[DO THIS]
Your task is to gather the lines below that hold the string "screenshot".

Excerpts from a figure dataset
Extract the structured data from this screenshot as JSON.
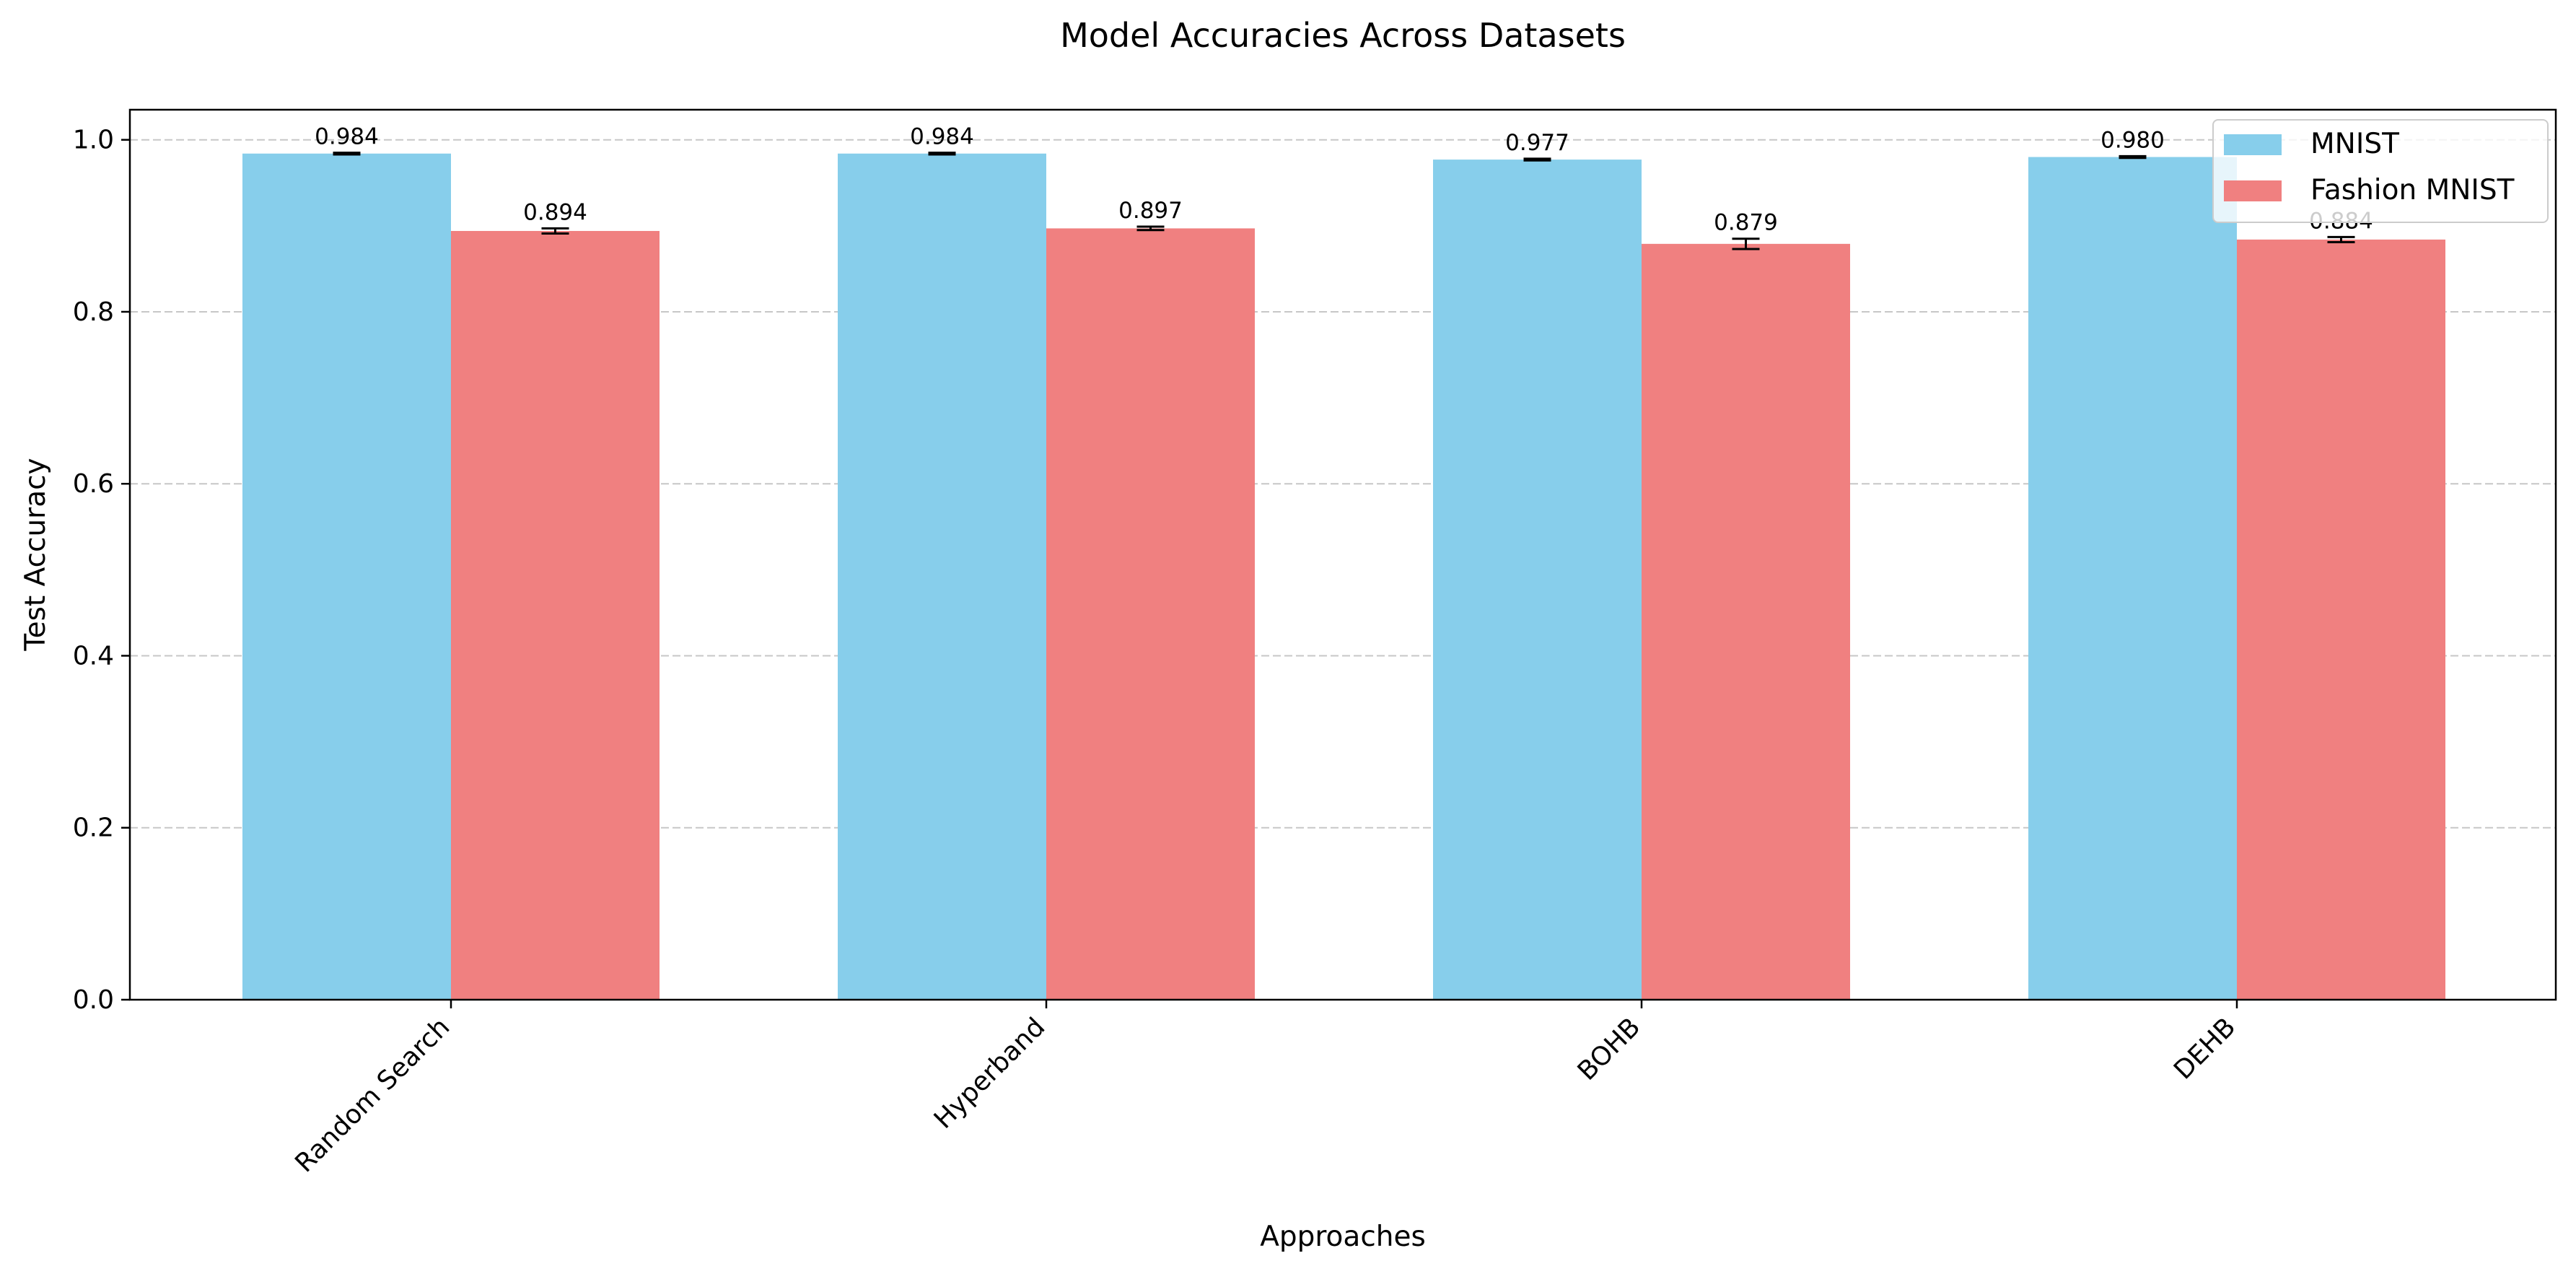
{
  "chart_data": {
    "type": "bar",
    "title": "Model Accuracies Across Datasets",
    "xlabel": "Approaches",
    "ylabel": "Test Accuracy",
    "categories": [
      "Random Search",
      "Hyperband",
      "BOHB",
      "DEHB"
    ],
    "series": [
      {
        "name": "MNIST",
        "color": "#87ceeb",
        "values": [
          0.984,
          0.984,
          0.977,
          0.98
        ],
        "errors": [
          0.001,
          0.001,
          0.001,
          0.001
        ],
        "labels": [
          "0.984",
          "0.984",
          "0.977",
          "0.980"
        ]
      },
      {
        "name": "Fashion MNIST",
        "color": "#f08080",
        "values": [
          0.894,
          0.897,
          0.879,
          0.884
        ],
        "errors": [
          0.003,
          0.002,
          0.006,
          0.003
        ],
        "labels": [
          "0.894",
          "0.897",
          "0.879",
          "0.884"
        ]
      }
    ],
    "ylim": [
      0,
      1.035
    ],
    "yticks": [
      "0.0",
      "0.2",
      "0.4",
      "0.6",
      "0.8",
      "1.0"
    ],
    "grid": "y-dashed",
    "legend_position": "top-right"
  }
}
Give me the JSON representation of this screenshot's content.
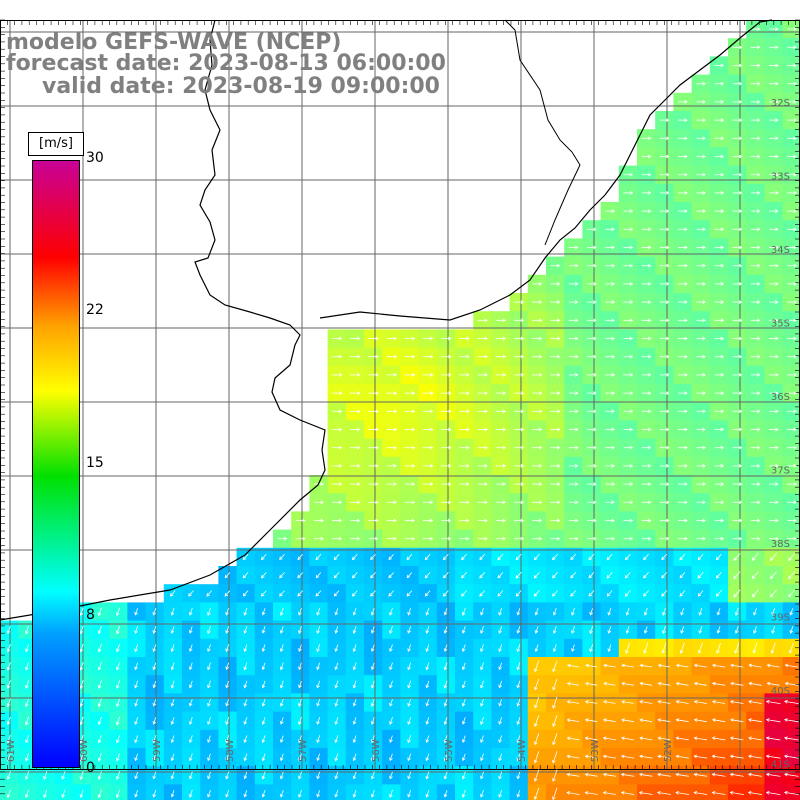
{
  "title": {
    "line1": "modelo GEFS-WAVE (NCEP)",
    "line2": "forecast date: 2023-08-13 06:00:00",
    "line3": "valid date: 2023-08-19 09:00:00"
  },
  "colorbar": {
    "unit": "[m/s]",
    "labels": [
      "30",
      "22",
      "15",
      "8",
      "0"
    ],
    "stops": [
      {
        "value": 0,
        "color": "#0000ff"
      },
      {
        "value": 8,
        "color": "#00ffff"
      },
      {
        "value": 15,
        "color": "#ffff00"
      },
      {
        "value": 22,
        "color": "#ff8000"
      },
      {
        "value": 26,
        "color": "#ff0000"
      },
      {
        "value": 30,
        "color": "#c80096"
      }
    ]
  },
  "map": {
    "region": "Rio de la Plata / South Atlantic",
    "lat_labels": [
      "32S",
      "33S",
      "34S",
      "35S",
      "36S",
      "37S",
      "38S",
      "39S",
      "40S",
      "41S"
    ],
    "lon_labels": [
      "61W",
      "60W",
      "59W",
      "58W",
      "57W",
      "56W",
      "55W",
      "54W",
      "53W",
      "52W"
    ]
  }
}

[WORKED SOLUTION]
Extract the structured data from this screenshot as JSON.
Give me the JSON representation of this screenshot's content.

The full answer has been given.